WHAT IS ASKED
Write out every line of the records below word for word, without changing anything.

(Element location listings)
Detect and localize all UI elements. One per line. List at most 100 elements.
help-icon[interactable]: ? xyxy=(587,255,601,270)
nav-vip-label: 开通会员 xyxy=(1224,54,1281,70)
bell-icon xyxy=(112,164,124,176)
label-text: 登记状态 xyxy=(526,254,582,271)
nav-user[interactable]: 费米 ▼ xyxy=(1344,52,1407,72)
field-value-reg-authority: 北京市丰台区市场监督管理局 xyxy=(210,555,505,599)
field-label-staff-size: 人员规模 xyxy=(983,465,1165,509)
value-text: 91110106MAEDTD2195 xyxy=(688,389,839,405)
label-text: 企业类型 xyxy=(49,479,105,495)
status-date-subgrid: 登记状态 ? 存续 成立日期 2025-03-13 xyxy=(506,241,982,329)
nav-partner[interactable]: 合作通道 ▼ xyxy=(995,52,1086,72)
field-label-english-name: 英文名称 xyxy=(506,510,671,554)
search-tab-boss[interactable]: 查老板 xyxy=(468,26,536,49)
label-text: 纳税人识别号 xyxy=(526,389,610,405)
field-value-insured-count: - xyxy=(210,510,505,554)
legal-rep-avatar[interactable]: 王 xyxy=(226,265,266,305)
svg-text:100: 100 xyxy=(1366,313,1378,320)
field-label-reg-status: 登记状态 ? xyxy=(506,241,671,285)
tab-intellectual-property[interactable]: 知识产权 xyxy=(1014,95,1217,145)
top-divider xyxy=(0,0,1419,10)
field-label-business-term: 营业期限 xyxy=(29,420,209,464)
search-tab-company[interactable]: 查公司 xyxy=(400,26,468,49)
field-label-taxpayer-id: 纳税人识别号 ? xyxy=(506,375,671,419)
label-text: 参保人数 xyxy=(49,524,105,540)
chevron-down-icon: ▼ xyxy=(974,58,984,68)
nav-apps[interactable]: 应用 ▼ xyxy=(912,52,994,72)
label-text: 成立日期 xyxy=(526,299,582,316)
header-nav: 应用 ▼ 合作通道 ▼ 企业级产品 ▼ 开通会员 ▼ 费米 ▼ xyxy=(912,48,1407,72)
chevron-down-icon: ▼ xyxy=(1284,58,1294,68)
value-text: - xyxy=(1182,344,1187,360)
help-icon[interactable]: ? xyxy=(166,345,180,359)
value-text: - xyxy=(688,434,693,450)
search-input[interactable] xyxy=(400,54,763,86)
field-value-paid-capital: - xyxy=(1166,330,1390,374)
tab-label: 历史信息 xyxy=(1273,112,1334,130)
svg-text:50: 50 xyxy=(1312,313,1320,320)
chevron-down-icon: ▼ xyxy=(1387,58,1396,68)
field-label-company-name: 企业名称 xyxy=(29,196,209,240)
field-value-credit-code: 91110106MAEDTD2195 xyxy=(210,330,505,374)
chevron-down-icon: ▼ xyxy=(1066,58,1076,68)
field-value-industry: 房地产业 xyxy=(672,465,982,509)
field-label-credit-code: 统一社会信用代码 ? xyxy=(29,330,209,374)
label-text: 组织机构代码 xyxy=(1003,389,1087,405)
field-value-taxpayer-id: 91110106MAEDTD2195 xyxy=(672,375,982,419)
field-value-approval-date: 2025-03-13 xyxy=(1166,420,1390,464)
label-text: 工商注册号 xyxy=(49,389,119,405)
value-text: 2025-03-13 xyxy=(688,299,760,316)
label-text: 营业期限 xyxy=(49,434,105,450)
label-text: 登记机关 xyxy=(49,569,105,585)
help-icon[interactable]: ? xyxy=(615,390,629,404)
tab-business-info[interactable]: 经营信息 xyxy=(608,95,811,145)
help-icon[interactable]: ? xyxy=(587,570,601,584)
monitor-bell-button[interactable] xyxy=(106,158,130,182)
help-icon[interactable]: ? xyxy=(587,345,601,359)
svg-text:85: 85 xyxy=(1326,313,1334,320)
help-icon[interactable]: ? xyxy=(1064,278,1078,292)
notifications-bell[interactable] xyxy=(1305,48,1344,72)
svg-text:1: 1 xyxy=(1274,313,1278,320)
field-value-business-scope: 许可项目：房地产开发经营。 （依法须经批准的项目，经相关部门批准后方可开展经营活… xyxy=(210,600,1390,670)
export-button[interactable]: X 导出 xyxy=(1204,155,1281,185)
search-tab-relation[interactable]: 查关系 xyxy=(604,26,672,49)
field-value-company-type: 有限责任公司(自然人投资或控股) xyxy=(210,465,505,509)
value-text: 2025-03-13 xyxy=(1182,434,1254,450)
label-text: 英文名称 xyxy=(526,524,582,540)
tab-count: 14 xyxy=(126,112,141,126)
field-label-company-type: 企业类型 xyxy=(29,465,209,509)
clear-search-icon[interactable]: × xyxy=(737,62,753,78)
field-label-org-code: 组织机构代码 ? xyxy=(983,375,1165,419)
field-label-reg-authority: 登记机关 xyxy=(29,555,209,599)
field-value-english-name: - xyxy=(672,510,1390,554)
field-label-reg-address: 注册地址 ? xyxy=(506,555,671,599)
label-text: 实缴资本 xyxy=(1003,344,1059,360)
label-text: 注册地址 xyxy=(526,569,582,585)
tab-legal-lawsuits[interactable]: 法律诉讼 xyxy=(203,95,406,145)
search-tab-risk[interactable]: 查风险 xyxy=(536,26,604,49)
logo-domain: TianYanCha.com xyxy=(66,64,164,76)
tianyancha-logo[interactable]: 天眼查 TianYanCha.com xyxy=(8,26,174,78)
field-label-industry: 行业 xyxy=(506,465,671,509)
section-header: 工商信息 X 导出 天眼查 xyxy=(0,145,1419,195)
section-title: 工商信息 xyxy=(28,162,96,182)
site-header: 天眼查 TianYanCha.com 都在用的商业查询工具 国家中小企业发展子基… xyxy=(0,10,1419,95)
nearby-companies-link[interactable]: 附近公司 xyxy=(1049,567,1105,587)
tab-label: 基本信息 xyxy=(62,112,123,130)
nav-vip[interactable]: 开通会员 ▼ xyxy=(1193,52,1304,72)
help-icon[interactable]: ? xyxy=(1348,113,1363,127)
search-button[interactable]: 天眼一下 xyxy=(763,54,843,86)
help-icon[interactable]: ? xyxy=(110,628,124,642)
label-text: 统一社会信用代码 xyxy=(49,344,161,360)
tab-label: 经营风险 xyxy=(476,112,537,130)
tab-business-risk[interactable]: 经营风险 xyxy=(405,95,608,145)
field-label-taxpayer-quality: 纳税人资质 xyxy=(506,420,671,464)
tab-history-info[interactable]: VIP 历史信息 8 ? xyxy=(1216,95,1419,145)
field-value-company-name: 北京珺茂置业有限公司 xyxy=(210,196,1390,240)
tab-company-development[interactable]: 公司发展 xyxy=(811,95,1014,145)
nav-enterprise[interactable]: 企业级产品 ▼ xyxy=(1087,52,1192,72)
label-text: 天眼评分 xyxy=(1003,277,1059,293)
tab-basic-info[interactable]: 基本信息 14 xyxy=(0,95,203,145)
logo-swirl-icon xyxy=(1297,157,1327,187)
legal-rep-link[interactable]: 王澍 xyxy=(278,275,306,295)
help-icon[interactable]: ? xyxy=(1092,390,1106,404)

FINAL ANSWER
Detect and localize all UI elements. One per line. List at most 100 elements.
help-icon[interactable]: ? xyxy=(587,255,601,270)
nav-vip-label: 开通会员 xyxy=(1224,54,1281,70)
bell-icon xyxy=(112,164,124,176)
label-text: 登记状态 xyxy=(526,254,582,271)
nav-user[interactable]: 费米 ▼ xyxy=(1344,52,1407,72)
field-value-reg-authority: 北京市丰台区市场监督管理局 xyxy=(210,555,505,599)
field-label-staff-size: 人员规模 xyxy=(983,465,1165,509)
value-text: 91110106MAEDTD2195 xyxy=(688,389,839,405)
label-text: 企业类型 xyxy=(49,479,105,495)
status-date-subgrid: 登记状态 ? 存续 成立日期 2025-03-13 xyxy=(506,241,982,329)
nav-partner[interactable]: 合作通道 ▼ xyxy=(995,52,1086,72)
field-label-english-name: 英文名称 xyxy=(506,510,671,554)
search-tab-boss[interactable]: 查老板 xyxy=(468,26,536,49)
label-text: 纳税人识别号 xyxy=(526,389,610,405)
field-value-insured-count: - xyxy=(210,510,505,554)
legal-rep-avatar[interactable]: 王 xyxy=(226,265,266,305)
svg-text:100: 100 xyxy=(1366,313,1378,320)
field-label-reg-status: 登记状态 ? xyxy=(506,241,671,285)
tab-intellectual-property[interactable]: 知识产权 xyxy=(1014,95,1217,145)
top-divider xyxy=(0,0,1419,10)
field-label-business-term: 营业期限 xyxy=(29,420,209,464)
search-tab-company[interactable]: 查公司 xyxy=(400,26,468,49)
field-label-taxpayer-id: 纳税人识别号 ? xyxy=(506,375,671,419)
label-text: 参保人数 xyxy=(49,524,105,540)
chevron-down-icon: ▼ xyxy=(974,58,984,68)
nav-apps[interactable]: 应用 ▼ xyxy=(912,52,994,72)
label-text: 成立日期 xyxy=(526,299,582,316)
header-nav: 应用 ▼ 合作通道 ▼ 企业级产品 ▼ 开通会员 ▼ 费米 ▼ xyxy=(912,48,1407,72)
chevron-down-icon: ▼ xyxy=(1284,58,1294,68)
value-text: - xyxy=(1182,344,1187,360)
help-icon[interactable]: ? xyxy=(166,345,180,359)
value-text: - xyxy=(688,434,693,450)
search-input[interactable] xyxy=(400,54,763,86)
field-value-paid-capital: - xyxy=(1166,330,1390,374)
tab-label: 历史信息 xyxy=(1273,112,1334,130)
svg-text:50: 50 xyxy=(1312,313,1320,320)
chevron-down-icon: ▼ xyxy=(1387,58,1396,68)
field-label-company-name: 企业名称 xyxy=(29,196,209,240)
field-value-credit-code: 91110106MAEDTD2195 xyxy=(210,330,505,374)
chevron-down-icon: ▼ xyxy=(1066,58,1076,68)
field-value-industry: 房地产业 xyxy=(672,465,982,509)
field-label-credit-code: 统一社会信用代码 ? xyxy=(29,330,209,374)
label-text: 组织机构代码 xyxy=(1003,389,1087,405)
field-value-taxpayer-id: 91110106MAEDTD2195 xyxy=(672,375,982,419)
field-value-approval-date: 2025-03-13 xyxy=(1166,420,1390,464)
label-text: 工商注册号 xyxy=(49,389,119,405)
value-text: 2025-03-13 xyxy=(688,299,760,316)
label-text: 营业期限 xyxy=(49,434,105,450)
label-text: 登记机关 xyxy=(49,569,105,585)
help-icon[interactable]: ? xyxy=(615,390,629,404)
tab-business-info[interactable]: 经营信息 xyxy=(608,95,811,145)
help-icon[interactable]: ? xyxy=(587,570,601,584)
monitor-bell-button[interactable] xyxy=(106,158,130,182)
help-icon[interactable]: ? xyxy=(587,345,601,359)
svg-text:85: 85 xyxy=(1326,313,1334,320)
help-icon[interactable]: ? xyxy=(1064,278,1078,292)
notifications-bell[interactable] xyxy=(1305,48,1344,72)
svg-text:1: 1 xyxy=(1274,313,1278,320)
field-value-business-scope: 许可项目：房地产开发经营。 （依法须经批准的项目，经相关部门批准后方可开展经营活… xyxy=(210,600,1390,670)
export-button[interactable]: X 导出 xyxy=(1204,155,1281,185)
search-tab-relation[interactable]: 查关系 xyxy=(604,26,672,49)
field-value-company-type: 有限责任公司(自然人投资或控股) xyxy=(210,465,505,509)
value-text: 2025-03-13 xyxy=(1182,434,1254,450)
label-text: 英文名称 xyxy=(526,524,582,540)
tab-count: 14 xyxy=(126,112,141,126)
field-label-company-type: 企业类型 xyxy=(29,465,209,509)
clear-search-icon[interactable]: × xyxy=(737,62,753,78)
field-label-org-code: 组织机构代码 ? xyxy=(983,375,1165,419)
field-label-reg-authority: 登记机关 xyxy=(29,555,209,599)
field-value-english-name: - xyxy=(672,510,1390,554)
field-label-reg-address: 注册地址 ? xyxy=(506,555,671,599)
label-text: 实缴资本 xyxy=(1003,344,1059,360)
label-text: 注册地址 xyxy=(526,569,582,585)
tab-legal-lawsuits[interactable]: 法律诉讼 xyxy=(203,95,406,145)
search-tab-risk[interactable]: 查风险 xyxy=(536,26,604,49)
logo-domain: TianYanCha.com xyxy=(66,64,164,76)
tianyancha-logo[interactable]: 天眼查 TianYanCha.com xyxy=(8,26,174,78)
field-label-industry: 行业 xyxy=(506,465,671,509)
section-header: 工商信息 X 导出 天眼查 xyxy=(0,145,1419,195)
section-title: 工商信息 xyxy=(28,162,96,182)
site-header: 天眼查 TianYanCha.com 都在用的商业查询工具 国家中小企业发展子基… xyxy=(0,10,1419,95)
nearby-companies-link[interactable]: 附近公司 xyxy=(1049,567,1105,587)
tab-label: 基本信息 xyxy=(62,112,123,130)
nav-vip[interactable]: 开通会员 ▼ xyxy=(1193,52,1304,72)
help-icon[interactable]: ? xyxy=(1348,113,1363,127)
search-button[interactable]: 天眼一下 xyxy=(763,54,843,86)
help-icon[interactable]: ? xyxy=(110,628,124,642)
label-text: 统一社会信用代码 xyxy=(49,344,161,360)
tab-label: 经营风险 xyxy=(476,112,537,130)
tab-business-risk[interactable]: 经营风险 xyxy=(405,95,608,145)
field-label-taxpayer-quality: 纳税人资质 xyxy=(506,420,671,464)
tab-history-info[interactable]: VIP 历史信息 8 ? xyxy=(1216,95,1419,145)
field-value-company-name: 北京珺茂置业有限公司 xyxy=(210,196,1390,240)
tab-company-development[interactable]: 公司发展 xyxy=(811,95,1014,145)
nav-enterprise[interactable]: 企业级产品 ▼ xyxy=(1087,52,1192,72)
label-text: 天眼评分 xyxy=(1003,277,1059,293)
tab-basic-info[interactable]: 基本信息 14 xyxy=(0,95,203,145)
logo-swirl-icon xyxy=(1297,157,1327,187)
legal-rep-link[interactable]: 王澍 xyxy=(278,275,306,295)
help-icon[interactable]: ? xyxy=(1092,390,1106,404)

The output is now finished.